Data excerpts

————

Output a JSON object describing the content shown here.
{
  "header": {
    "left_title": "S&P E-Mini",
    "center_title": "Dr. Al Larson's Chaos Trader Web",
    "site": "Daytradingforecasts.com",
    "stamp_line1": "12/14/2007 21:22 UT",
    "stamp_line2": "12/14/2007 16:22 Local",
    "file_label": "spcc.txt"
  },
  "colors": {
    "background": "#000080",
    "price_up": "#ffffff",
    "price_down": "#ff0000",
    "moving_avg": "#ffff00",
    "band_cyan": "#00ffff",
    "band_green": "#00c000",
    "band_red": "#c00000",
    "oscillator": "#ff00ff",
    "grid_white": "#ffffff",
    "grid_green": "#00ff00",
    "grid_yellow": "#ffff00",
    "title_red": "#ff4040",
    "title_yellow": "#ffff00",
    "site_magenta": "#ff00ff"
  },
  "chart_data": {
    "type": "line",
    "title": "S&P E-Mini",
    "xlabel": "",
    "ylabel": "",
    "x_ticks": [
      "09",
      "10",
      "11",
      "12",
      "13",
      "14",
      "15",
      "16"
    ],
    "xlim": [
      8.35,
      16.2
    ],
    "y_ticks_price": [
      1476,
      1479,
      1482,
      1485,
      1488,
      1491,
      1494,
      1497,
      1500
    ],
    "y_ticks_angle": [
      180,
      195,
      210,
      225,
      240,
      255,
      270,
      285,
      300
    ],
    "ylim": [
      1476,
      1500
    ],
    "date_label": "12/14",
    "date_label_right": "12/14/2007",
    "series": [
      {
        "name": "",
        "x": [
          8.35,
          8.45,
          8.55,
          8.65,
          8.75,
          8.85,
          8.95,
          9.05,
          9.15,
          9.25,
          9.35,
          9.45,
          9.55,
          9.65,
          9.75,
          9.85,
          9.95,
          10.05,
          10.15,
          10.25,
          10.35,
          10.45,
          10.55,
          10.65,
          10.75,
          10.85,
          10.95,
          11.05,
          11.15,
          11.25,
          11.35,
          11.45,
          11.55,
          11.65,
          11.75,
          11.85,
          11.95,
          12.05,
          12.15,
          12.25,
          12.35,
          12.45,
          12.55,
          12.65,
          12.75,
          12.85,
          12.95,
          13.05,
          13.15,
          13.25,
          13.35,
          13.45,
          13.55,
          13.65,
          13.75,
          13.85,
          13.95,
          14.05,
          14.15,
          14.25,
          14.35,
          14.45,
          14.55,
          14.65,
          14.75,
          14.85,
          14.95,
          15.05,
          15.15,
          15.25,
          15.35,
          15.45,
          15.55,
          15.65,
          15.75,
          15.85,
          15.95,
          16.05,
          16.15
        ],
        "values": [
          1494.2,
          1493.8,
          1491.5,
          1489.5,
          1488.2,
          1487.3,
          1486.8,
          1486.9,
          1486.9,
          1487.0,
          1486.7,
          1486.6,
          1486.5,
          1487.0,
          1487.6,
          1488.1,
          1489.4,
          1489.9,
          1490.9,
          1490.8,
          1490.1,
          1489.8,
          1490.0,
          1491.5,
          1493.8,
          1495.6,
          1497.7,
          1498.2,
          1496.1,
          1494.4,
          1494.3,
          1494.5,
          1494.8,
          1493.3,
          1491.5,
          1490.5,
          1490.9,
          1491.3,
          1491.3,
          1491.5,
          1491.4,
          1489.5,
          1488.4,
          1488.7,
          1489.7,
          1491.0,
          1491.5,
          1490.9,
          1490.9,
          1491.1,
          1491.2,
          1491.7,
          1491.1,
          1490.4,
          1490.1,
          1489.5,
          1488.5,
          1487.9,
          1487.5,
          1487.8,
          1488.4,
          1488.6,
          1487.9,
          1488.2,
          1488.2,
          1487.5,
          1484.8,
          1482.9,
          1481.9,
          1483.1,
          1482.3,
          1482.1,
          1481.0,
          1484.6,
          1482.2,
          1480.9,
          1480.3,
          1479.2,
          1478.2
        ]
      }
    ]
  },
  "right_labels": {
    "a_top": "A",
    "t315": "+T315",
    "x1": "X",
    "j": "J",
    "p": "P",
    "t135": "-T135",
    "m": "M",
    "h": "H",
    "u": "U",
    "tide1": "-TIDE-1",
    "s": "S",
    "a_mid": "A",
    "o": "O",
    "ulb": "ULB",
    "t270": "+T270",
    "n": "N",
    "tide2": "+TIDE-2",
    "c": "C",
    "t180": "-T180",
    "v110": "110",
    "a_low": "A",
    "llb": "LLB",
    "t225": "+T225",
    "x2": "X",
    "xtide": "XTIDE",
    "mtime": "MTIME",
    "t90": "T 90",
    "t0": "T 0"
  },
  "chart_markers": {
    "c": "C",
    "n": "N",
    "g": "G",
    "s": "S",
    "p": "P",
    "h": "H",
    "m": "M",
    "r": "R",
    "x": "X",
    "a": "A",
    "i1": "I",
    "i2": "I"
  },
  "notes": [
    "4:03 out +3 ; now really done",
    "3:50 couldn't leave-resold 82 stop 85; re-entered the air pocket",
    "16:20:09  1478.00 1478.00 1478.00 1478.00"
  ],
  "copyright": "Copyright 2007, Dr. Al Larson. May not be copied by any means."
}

————

Given task> Copy all of the data. Keep every word exactly as it is.

Response to this exercise>
Output a JSON object describing the content shown here.
{
  "header": {
    "left_title": "S&P E-Mini",
    "center_title": "Dr. Al Larson's Chaos Trader Web",
    "site": "Daytradingforecasts.com",
    "stamp_line1": "12/14/2007 21:22 UT",
    "stamp_line2": "12/14/2007 16:22 Local",
    "file_label": "spcc.txt"
  },
  "colors": {
    "background": "#000080",
    "price_up": "#ffffff",
    "price_down": "#ff0000",
    "moving_avg": "#ffff00",
    "band_cyan": "#00ffff",
    "band_green": "#00c000",
    "band_red": "#c00000",
    "oscillator": "#ff00ff",
    "grid_white": "#ffffff",
    "grid_green": "#00ff00",
    "grid_yellow": "#ffff00",
    "title_red": "#ff4040",
    "title_yellow": "#ffff00",
    "site_magenta": "#ff00ff"
  },
  "chart_data": {
    "type": "line",
    "title": "S&P E-Mini",
    "xlabel": "",
    "ylabel": "",
    "x_ticks": [
      "09",
      "10",
      "11",
      "12",
      "13",
      "14",
      "15",
      "16"
    ],
    "xlim": [
      8.35,
      16.2
    ],
    "y_ticks_price": [
      1476,
      1479,
      1482,
      1485,
      1488,
      1491,
      1494,
      1497,
      1500
    ],
    "y_ticks_angle": [
      180,
      195,
      210,
      225,
      240,
      255,
      270,
      285,
      300
    ],
    "ylim": [
      1476,
      1500
    ],
    "date_label": "12/14",
    "date_label_right": "12/14/2007",
    "series": [
      {
        "name": "",
        "x": [
          8.35,
          8.45,
          8.55,
          8.65,
          8.75,
          8.85,
          8.95,
          9.05,
          9.15,
          9.25,
          9.35,
          9.45,
          9.55,
          9.65,
          9.75,
          9.85,
          9.95,
          10.05,
          10.15,
          10.25,
          10.35,
          10.45,
          10.55,
          10.65,
          10.75,
          10.85,
          10.95,
          11.05,
          11.15,
          11.25,
          11.35,
          11.45,
          11.55,
          11.65,
          11.75,
          11.85,
          11.95,
          12.05,
          12.15,
          12.25,
          12.35,
          12.45,
          12.55,
          12.65,
          12.75,
          12.85,
          12.95,
          13.05,
          13.15,
          13.25,
          13.35,
          13.45,
          13.55,
          13.65,
          13.75,
          13.85,
          13.95,
          14.05,
          14.15,
          14.25,
          14.35,
          14.45,
          14.55,
          14.65,
          14.75,
          14.85,
          14.95,
          15.05,
          15.15,
          15.25,
          15.35,
          15.45,
          15.55,
          15.65,
          15.75,
          15.85,
          15.95,
          16.05,
          16.15
        ],
        "values": [
          1494.2,
          1493.8,
          1491.5,
          1489.5,
          1488.2,
          1487.3,
          1486.8,
          1486.9,
          1486.9,
          1487.0,
          1486.7,
          1486.6,
          1486.5,
          1487.0,
          1487.6,
          1488.1,
          1489.4,
          1489.9,
          1490.9,
          1490.8,
          1490.1,
          1489.8,
          1490.0,
          1491.5,
          1493.8,
          1495.6,
          1497.7,
          1498.2,
          1496.1,
          1494.4,
          1494.3,
          1494.5,
          1494.8,
          1493.3,
          1491.5,
          1490.5,
          1490.9,
          1491.3,
          1491.3,
          1491.5,
          1491.4,
          1489.5,
          1488.4,
          1488.7,
          1489.7,
          1491.0,
          1491.5,
          1490.9,
          1490.9,
          1491.1,
          1491.2,
          1491.7,
          1491.1,
          1490.4,
          1490.1,
          1489.5,
          1488.5,
          1487.9,
          1487.5,
          1487.8,
          1488.4,
          1488.6,
          1487.9,
          1488.2,
          1488.2,
          1487.5,
          1484.8,
          1482.9,
          1481.9,
          1483.1,
          1482.3,
          1482.1,
          1481.0,
          1484.6,
          1482.2,
          1480.9,
          1480.3,
          1479.2,
          1478.2
        ]
      }
    ]
  },
  "right_labels": {
    "a_top": "A",
    "t315": "+T315",
    "x1": "X",
    "j": "J",
    "p": "P",
    "t135": "-T135",
    "m": "M",
    "h": "H",
    "u": "U",
    "tide1": "-TIDE-1",
    "s": "S",
    "a_mid": "A",
    "o": "O",
    "ulb": "ULB",
    "t270": "+T270",
    "n": "N",
    "tide2": "+TIDE-2",
    "c": "C",
    "t180": "-T180",
    "v110": "110",
    "a_low": "A",
    "llb": "LLB",
    "t225": "+T225",
    "x2": "X",
    "xtide": "XTIDE",
    "mtime": "MTIME",
    "t90": "T 90",
    "t0": "T 0"
  },
  "chart_markers": {
    "c": "C",
    "n": "N",
    "g": "G",
    "s": "S",
    "p": "P",
    "h": "H",
    "m": "M",
    "r": "R",
    "x": "X",
    "a": "A",
    "i1": "I",
    "i2": "I"
  },
  "notes": [
    "4:03 out +3 ; now really done",
    "3:50 couldn't leave-resold 82 stop 85; re-entered the air pocket",
    "16:20:09  1478.00 1478.00 1478.00 1478.00"
  ],
  "copyright": "Copyright 2007, Dr. Al Larson. May not be copied by any means."
}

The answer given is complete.